→ Written request: Reproduce every record below exactly as written, leaving out any pictures.

→ Input records:
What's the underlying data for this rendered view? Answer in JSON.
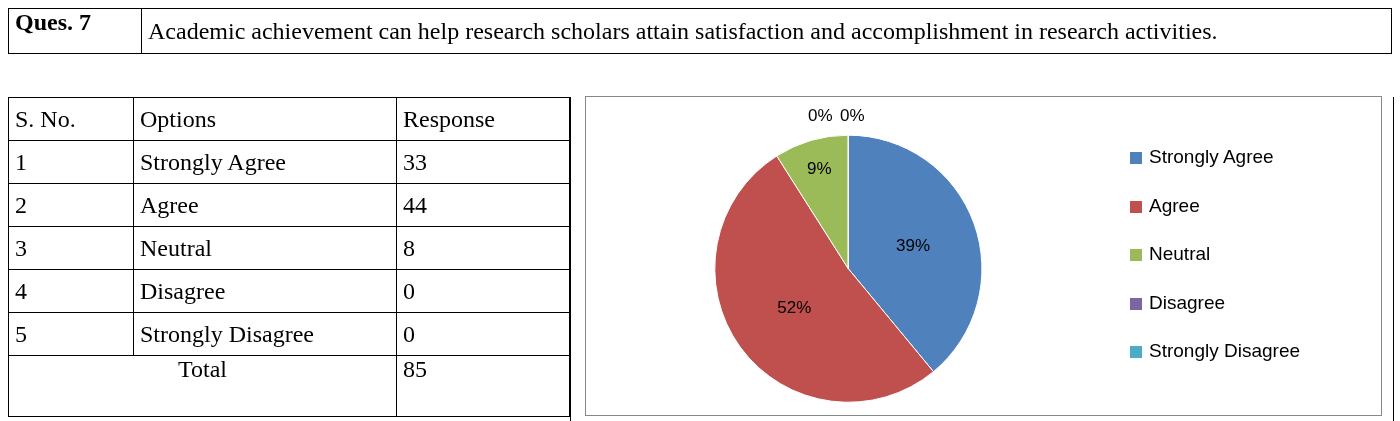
{
  "chart_data": {
    "type": "pie",
    "title": "Ques. 7",
    "subtitle": "Academic achievement can help research scholars attain satisfaction and accomplishment in research activities.",
    "categories": [
      "Strongly Agree",
      "Agree",
      "Neutral",
      "Disagree",
      "Strongly Disagree"
    ],
    "values": [
      39,
      52,
      9,
      0,
      0
    ],
    "value_labels": [
      "39%",
      "52%",
      "9%",
      "0%",
      "0%"
    ],
    "colors": [
      "#4f81bd",
      "#c0504d",
      "#9bbb59",
      "#8064a2",
      "#4bacc6"
    ],
    "legend": "right",
    "annotations": [
      "S. No.",
      "Options",
      "Response",
      "1",
      "33",
      "2",
      "44",
      "3",
      "8",
      "4",
      "0",
      "5",
      "0",
      "Total",
      "85"
    ]
  }
}
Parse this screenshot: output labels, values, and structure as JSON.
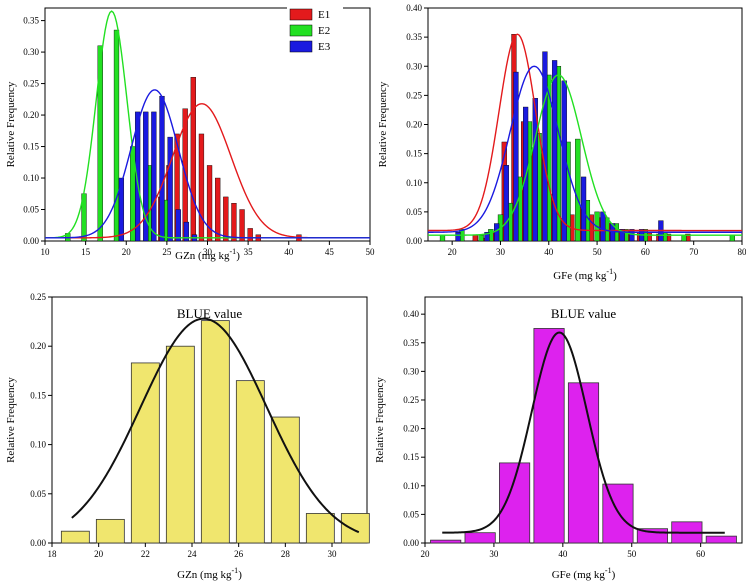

→ Answer to this problem:
What's the underlying data for this rendered view? Answer in JSON.
{
  "chart_data": {
    "type": "pie",
    "title": "Ques. 7",
    "subtitle": "Academic achievement can help research scholars attain satisfaction and accomplishment in research activities.",
    "categories": [
      "Strongly Agree",
      "Agree",
      "Neutral",
      "Disagree",
      "Strongly Disagree"
    ],
    "values": [
      39,
      52,
      9,
      0,
      0
    ],
    "value_labels": [
      "39%",
      "52%",
      "9%",
      "0%",
      "0%"
    ],
    "colors": [
      "#4f81bd",
      "#c0504d",
      "#9bbb59",
      "#8064a2",
      "#4bacc6"
    ],
    "legend": "right",
    "annotations": [
      "S. No.",
      "Options",
      "Response",
      "1",
      "33",
      "2",
      "44",
      "3",
      "8",
      "4",
      "0",
      "5",
      "0",
      "Total",
      "85"
    ]
  }
}
Parse this screenshot: output labels, values, and structure as JSON.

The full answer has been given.